Prompt:
Every entry must be copied word for word.

Extracted information:
* * *

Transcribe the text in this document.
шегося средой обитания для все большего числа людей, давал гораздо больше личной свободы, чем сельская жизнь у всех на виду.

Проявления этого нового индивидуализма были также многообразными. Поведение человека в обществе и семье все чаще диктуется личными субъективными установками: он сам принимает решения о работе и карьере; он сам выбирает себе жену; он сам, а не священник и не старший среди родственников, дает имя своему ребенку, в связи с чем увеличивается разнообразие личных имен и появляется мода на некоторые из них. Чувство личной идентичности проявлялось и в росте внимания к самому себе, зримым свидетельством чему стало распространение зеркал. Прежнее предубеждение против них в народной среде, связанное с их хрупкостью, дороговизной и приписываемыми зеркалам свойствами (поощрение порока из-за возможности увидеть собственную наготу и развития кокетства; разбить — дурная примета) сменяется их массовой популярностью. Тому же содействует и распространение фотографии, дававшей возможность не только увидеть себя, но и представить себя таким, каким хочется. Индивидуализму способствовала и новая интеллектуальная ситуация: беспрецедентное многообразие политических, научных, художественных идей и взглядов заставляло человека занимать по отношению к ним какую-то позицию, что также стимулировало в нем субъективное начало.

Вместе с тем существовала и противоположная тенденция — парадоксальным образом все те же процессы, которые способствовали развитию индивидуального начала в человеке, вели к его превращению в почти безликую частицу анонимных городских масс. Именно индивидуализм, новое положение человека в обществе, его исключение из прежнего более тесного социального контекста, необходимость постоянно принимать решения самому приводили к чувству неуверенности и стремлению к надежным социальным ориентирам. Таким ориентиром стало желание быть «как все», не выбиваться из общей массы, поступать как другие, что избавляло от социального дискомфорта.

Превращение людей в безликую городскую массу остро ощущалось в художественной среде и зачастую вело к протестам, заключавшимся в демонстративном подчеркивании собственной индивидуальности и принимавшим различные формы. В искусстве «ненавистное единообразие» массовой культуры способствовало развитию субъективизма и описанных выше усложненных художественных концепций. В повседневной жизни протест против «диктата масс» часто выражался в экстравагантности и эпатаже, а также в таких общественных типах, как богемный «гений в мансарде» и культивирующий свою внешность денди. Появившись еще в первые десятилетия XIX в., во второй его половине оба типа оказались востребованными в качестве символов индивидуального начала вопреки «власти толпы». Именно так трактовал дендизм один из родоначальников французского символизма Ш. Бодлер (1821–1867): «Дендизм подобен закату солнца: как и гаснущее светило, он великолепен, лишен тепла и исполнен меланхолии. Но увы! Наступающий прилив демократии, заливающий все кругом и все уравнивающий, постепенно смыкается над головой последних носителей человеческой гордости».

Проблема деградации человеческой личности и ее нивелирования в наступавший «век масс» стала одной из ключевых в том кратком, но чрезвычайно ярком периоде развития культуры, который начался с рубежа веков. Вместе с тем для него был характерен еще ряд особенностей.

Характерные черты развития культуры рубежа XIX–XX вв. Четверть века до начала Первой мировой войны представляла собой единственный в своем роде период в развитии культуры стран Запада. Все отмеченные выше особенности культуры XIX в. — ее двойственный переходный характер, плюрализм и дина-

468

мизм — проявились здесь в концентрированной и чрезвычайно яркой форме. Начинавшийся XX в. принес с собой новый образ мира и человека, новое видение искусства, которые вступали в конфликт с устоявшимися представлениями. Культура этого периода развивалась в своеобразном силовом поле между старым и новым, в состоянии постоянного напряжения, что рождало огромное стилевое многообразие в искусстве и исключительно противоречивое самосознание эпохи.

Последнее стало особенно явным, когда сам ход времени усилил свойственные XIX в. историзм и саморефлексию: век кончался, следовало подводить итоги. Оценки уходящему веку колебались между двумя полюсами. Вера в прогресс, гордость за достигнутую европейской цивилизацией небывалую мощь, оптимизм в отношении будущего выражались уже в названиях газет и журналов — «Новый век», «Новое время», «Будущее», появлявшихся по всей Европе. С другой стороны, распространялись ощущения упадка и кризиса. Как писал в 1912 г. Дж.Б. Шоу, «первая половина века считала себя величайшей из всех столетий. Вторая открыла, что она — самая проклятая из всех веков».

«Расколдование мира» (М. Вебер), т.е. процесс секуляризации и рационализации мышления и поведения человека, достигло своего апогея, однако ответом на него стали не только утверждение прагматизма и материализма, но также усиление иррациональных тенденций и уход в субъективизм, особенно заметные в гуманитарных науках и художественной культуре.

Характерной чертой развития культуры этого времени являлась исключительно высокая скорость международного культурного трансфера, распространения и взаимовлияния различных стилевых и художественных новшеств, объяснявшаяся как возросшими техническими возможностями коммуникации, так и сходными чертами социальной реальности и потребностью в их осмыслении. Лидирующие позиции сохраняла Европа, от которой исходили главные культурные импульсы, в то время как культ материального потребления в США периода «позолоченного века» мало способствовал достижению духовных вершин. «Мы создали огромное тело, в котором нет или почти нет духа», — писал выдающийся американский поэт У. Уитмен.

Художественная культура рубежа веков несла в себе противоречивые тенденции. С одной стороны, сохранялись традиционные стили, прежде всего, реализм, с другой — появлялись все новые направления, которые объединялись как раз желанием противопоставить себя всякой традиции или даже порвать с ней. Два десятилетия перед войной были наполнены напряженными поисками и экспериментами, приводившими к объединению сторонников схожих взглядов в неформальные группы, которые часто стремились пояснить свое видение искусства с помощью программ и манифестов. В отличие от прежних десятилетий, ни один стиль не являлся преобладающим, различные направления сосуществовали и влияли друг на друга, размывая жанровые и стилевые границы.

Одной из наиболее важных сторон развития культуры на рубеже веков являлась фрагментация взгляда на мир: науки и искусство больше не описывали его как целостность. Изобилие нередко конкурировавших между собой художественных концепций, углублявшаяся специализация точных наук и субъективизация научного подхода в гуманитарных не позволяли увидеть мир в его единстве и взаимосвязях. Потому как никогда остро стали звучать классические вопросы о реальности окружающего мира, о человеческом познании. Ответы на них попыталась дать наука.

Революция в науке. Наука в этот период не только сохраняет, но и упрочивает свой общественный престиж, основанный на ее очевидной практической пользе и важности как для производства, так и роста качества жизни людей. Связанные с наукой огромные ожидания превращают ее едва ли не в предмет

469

* * *

Finished answer:
Transcribe the text in this document.
шегося средой обитания для все большего числа людей, давал гораздо больше личной свободы, чем сельская жизнь у всех на виду.

Проявления этого нового индивидуализма были также многообразными. Поведение человека в обществе и семье все чаще диктуется личными субъективными установками: он сам принимает решения о работе и карьере; он сам выбирает себе жену; он сам, а не священник и не старший среди родственников, дает имя своему ребенку, в связи с чем увеличивается разнообразие личных имен и появляется мода на некоторые из них. Чувство личной идентичности проявлялось и в росте внимания к самому себе, зримым свидетельством чему стало распространение зеркал. Прежнее предубеждение против них в народной среде, связанное с их хрупкостью, дороговизной и приписываемыми зеркалам свойствами (поощрение порока из-за возможности увидеть собственную наготу и развития кокетства; разбить — дурная примета) сменяется их массовой популярностью. Тому же содействует и распространение фотографии, дававшей возможность не только увидеть себя, но и представить себя таким, каким хочется. Индивидуализму способствовала и новая интеллектуальная ситуация: беспрецедентное многообразие политических, научных, художественных идей и взглядов заставляло человека занимать по отношению к ним какую-то позицию, что также стимулировало в нем субъективное начало.

Вместе с тем существовала и противоположная тенденция — парадоксальным образом все те же процессы, которые способствовали развитию индивидуального начала в человеке, вели к его превращению в почти безликую частицу анонимных городских масс. Именно индивидуализм, новое положение человека в обществе, его исключение из прежнего более тесного социального контекста, необходимость постоянно принимать решения самому приводили к чувству неуверенности и стремлению к надежным социальным ориентирам. Таким ориентиром стало желание быть «как все», не выбиваться из общей массы, поступать как другие, что избавляло от социального дискомфорта.

Превращение людей в безликую городскую массу остро ощущалось в художественной среде и зачастую вело к протестам, заключавшимся в демонстративном подчеркивании собственной индивидуальности и принимавшим различные формы. В искусстве «ненавистное единообразие» массовой культуры способствовало развитию субъективизма и описанных выше усложненных художественных концепций. В повседневной жизни протест против «диктата масс» часто выражался в экстравагантности и эпатаже, а также в таких общественных типах, как богемный «гений в мансарде» и культивирующий свою внешность денди. Появившись еще в первые десятилетия XIX в., во второй его половине оба типа оказались востребованными в качестве символов индивидуального начала вопреки «власти толпы». Именно так трактовал дендизм один из родоначальников французского символизма Ш. Бодлер (1821–1867): «Дендизм подобен закату солнца: как и гаснущее светило, он великолепен, лишен тепла и исполнен меланхолии. Но увы! Наступающий прилив демократии, заливающий все кругом и все уравнивающий, постепенно смыкается над головой последних носителей человеческой гордости».

Проблема деградации человеческой личности и ее нивелирования в наступавший «век масс» стала одной из ключевых в том кратком, но чрезвычайно ярком периоде развития культуры, который начался с рубежа веков. Вместе с тем для него был характерен еще ряд особенностей.

Характерные черты развития культуры рубежа XIX–XX вв. Четверть века до начала Первой мировой войны представляла собой единственный в своем роде период в развитии культуры стран Запада. Все отмеченные выше особенности культуры XIX в. — ее двойственный переходный характер, плюрализм и дина-

468

мизм — проявились здесь в концентрированной и чрезвычайно яркой форме. Начинавшийся XX в. принес с собой новый образ мира и человека, новое видение искусства, которые вступали в конфликт с устоявшимися представлениями. Культура этого периода развивалась в своеобразном силовом поле между старым и новым, в состоянии постоянного напряжения, что рождало огромное стилевое многообразие в искусстве и исключительно противоречивое самосознание эпохи.

Последнее стало особенно явным, когда сам ход времени усилил свойственные XIX в. историзм и саморефлексию: век кончался, следовало подводить итоги. Оценки уходящему веку колебались между двумя полюсами. Вера в прогресс, гордость за достигнутую европейской цивилизацией небывалую мощь, оптимизм в отношении будущего выражались уже в названиях газет и журналов — «Новый век», «Новое время», «Будущее», появлявшихся по всей Европе. С другой стороны, распространялись ощущения упадка и кризиса. Как писал в 1912 г. Дж.Б. Шоу, «первая половина века считала себя величайшей из всех столетий. Вторая открыла, что она — самая проклятая из всех веков».

«Расколдование мира» (М. Вебер), т.е. процесс секуляризации и рационализации мышления и поведения человека, достигло своего апогея, однако ответом на него стали не только утверждение прагматизма и материализма, но также усиление иррациональных тенденций и уход в субъективизм, особенно заметные в гуманитарных науках и художественной культуре.

Характерной чертой развития культуры этого времени являлась исключительно высокая скорость международного культурного трансфера, распространения и взаимовлияния различных стилевых и художественных новшеств, объяснявшаяся как возросшими техническими возможностями коммуникации, так и сходными чертами социальной реальности и потребностью в их осмыслении. Лидирующие позиции сохраняла Европа, от которой исходили главные культурные импульсы, в то время как культ материального потребления в США периода «позолоченного века» мало способствовал достижению духовных вершин. «Мы создали огромное тело, в котором нет или почти нет духа», — писал выдающийся американский поэт У. Уитмен.

Художественная культура рубежа веков несла в себе противоречивые тенденции. С одной стороны, сохранялись традиционные стили, прежде всего, реализм, с другой — появлялись все новые направления, которые объединялись как раз желанием противопоставить себя всякой традиции или даже порвать с ней. Два десятилетия перед войной были наполнены напряженными поисками и экспериментами, приводившими к объединению сторонников схожих взглядов в неформальные группы, которые часто стремились пояснить свое видение искусства с помощью программ и манифестов. В отличие от прежних десятилетий, ни один стиль не являлся преобладающим, различные направления сосуществовали и влияли друг на друга, размывая жанровые и стилевые границы.

Одной из наиболее важных сторон развития культуры на рубеже веков являлась фрагментация взгляда на мир: науки и искусство больше не описывали его как целостность. Изобилие нередко конкурировавших между собой художественных концепций, углублявшаяся специализация точных наук и субъективизация научного подхода в гуманитарных не позволяли увидеть мир в его единстве и взаимосвязях. Потому как никогда остро стали звучать классические вопросы о реальности окружающего мира, о человеческом познании. Ответы на них попыталась дать наука.

Революция в науке. Наука в этот период не только сохраняет, но и упрочивает свой общественный престиж, основанный на ее очевидной практической пользе и важности как для производства, так и роста качества жизни людей. Связанные с наукой огромные ожидания превращают ее едва ли не в предмет

469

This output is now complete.